# [DATASET ROWS]

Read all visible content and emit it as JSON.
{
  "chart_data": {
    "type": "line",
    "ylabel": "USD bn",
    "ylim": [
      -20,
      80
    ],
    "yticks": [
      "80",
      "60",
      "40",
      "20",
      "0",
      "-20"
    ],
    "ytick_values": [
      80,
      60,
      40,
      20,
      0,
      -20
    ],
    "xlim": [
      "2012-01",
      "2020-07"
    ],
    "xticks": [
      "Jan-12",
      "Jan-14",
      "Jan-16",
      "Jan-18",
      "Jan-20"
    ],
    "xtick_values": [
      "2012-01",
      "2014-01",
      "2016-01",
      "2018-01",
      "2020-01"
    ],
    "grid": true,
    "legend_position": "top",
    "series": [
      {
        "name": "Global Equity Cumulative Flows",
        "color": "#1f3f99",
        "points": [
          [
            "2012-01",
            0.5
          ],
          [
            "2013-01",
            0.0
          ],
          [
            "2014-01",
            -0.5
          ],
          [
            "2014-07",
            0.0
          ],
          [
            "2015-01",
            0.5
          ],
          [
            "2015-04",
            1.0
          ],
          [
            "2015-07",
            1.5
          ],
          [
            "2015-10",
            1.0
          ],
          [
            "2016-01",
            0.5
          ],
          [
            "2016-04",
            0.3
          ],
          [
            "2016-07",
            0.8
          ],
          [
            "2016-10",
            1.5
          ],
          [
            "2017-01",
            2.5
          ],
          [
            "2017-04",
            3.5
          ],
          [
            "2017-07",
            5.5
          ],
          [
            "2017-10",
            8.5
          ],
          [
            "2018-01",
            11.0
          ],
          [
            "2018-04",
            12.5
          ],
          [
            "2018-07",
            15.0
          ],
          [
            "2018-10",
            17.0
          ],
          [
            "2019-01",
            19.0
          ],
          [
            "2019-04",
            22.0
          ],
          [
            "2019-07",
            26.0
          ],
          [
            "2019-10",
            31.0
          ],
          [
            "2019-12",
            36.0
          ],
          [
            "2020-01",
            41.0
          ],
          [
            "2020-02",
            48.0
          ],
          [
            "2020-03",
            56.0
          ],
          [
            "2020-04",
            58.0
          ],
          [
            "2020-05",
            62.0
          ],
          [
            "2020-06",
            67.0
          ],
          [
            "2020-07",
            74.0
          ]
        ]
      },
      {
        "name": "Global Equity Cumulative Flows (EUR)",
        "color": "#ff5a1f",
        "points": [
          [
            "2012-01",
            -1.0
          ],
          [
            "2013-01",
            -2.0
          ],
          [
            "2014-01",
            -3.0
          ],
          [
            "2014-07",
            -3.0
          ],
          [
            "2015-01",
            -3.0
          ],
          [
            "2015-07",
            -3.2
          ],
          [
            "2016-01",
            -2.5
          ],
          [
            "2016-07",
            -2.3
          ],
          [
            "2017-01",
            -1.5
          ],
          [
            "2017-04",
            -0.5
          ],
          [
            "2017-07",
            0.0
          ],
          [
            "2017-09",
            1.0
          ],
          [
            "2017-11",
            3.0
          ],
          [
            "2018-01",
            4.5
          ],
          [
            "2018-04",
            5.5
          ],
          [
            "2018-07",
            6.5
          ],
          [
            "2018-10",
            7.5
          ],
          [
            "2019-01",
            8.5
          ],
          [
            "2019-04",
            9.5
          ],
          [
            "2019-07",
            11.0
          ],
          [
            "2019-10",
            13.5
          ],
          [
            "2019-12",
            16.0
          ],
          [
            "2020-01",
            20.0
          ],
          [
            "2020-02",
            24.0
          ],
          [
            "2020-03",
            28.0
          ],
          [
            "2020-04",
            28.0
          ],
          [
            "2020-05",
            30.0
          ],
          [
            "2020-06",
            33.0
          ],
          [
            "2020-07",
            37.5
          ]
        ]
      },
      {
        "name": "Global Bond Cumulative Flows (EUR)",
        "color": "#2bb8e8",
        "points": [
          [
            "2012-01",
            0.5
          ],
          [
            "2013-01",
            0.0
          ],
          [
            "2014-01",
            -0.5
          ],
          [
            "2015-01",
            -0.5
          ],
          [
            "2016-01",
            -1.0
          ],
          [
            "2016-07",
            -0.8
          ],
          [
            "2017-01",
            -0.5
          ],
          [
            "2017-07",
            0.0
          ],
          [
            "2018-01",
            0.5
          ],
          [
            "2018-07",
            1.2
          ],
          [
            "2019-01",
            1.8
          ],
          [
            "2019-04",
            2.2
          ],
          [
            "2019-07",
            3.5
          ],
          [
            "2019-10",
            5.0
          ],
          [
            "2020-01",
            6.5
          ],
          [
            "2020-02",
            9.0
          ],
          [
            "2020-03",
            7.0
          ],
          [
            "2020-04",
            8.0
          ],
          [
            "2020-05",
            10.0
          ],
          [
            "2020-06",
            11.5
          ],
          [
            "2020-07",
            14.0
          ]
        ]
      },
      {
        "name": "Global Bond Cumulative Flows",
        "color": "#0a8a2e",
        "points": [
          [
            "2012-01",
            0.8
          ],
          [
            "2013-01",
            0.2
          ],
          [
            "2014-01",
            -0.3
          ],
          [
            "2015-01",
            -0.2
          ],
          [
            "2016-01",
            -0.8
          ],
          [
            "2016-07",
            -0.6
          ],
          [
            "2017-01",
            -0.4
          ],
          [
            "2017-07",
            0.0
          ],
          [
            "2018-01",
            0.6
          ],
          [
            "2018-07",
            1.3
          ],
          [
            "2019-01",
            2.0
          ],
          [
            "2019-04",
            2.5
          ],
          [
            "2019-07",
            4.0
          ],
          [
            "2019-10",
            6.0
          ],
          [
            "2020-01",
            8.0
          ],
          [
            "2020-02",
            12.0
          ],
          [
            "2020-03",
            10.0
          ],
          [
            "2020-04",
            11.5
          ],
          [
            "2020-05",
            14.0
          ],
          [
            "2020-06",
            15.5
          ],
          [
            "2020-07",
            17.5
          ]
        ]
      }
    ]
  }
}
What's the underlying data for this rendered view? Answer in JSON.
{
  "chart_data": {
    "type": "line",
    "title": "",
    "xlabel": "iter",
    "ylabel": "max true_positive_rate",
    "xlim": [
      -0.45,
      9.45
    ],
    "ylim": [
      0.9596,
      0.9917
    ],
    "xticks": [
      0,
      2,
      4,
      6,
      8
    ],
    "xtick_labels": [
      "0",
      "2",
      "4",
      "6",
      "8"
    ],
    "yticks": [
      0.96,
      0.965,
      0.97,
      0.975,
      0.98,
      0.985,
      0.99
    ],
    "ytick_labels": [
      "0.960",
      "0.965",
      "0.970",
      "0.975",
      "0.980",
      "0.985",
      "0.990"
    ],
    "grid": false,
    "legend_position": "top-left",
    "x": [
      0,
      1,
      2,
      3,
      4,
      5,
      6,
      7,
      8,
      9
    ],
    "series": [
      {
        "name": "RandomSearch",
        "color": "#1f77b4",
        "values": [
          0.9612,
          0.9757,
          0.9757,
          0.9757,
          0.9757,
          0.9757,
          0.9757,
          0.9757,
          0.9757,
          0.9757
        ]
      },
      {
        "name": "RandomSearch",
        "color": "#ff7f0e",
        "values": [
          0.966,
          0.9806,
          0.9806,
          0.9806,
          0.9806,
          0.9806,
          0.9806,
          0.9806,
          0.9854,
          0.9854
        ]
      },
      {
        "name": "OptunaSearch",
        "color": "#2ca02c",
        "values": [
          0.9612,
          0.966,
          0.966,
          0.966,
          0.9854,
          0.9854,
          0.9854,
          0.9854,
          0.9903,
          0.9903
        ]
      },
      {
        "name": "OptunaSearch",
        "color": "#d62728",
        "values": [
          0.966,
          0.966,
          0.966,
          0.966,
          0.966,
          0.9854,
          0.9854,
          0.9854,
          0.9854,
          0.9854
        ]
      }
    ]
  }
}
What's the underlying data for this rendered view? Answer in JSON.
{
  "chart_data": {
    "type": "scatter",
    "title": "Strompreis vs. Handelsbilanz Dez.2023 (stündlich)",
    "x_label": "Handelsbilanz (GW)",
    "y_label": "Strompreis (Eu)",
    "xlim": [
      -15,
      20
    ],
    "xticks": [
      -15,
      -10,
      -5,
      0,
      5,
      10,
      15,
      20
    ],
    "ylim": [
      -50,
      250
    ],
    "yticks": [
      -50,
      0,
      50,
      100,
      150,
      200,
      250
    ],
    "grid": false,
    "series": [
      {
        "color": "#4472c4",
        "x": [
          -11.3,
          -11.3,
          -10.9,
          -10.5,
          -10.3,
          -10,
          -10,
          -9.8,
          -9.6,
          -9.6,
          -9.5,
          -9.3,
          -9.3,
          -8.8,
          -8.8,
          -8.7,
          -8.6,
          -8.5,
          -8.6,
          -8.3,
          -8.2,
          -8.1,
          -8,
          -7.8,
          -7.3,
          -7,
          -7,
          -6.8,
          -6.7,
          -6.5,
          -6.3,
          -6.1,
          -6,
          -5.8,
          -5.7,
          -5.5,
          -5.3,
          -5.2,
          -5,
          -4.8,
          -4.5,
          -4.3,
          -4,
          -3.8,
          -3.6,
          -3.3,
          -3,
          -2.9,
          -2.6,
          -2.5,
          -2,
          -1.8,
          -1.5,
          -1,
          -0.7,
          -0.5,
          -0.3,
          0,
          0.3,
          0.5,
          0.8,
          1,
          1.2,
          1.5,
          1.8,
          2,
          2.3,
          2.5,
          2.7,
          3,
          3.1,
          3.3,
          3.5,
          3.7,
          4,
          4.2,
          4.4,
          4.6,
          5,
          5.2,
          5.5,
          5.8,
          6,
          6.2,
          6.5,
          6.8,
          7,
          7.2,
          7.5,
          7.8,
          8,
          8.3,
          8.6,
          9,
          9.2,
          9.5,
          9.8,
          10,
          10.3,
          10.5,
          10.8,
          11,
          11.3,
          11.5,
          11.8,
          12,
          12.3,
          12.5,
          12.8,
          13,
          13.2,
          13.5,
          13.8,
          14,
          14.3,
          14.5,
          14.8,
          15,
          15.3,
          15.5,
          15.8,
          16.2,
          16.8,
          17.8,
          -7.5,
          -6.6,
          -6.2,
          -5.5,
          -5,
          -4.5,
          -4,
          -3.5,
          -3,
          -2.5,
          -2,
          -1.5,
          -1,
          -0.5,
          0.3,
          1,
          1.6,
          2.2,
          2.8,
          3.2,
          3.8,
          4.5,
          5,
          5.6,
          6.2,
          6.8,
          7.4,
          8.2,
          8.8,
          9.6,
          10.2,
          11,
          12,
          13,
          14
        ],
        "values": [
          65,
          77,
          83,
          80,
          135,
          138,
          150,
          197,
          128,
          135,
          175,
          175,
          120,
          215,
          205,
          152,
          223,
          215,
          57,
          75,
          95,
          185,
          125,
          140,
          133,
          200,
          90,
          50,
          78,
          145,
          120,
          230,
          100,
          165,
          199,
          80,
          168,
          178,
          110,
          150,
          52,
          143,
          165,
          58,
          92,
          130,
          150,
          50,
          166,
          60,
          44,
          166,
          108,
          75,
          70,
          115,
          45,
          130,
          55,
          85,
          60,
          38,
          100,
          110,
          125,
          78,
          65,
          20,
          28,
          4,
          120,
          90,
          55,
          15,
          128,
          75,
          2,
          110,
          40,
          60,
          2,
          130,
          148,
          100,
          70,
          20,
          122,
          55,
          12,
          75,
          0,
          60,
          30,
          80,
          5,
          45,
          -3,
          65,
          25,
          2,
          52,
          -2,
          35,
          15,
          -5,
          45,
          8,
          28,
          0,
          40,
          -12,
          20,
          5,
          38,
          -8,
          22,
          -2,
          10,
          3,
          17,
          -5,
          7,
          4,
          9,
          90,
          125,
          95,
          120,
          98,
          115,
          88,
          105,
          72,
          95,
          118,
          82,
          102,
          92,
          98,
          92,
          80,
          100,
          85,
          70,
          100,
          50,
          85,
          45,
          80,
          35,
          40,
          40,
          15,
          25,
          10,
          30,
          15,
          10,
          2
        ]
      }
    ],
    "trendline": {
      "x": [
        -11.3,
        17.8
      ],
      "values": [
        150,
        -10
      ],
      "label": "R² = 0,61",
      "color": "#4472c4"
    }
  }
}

# [YOUR TASK]
State the number of lines that contain the string "name", with no other words.

# [RIGHT ANSWER]
8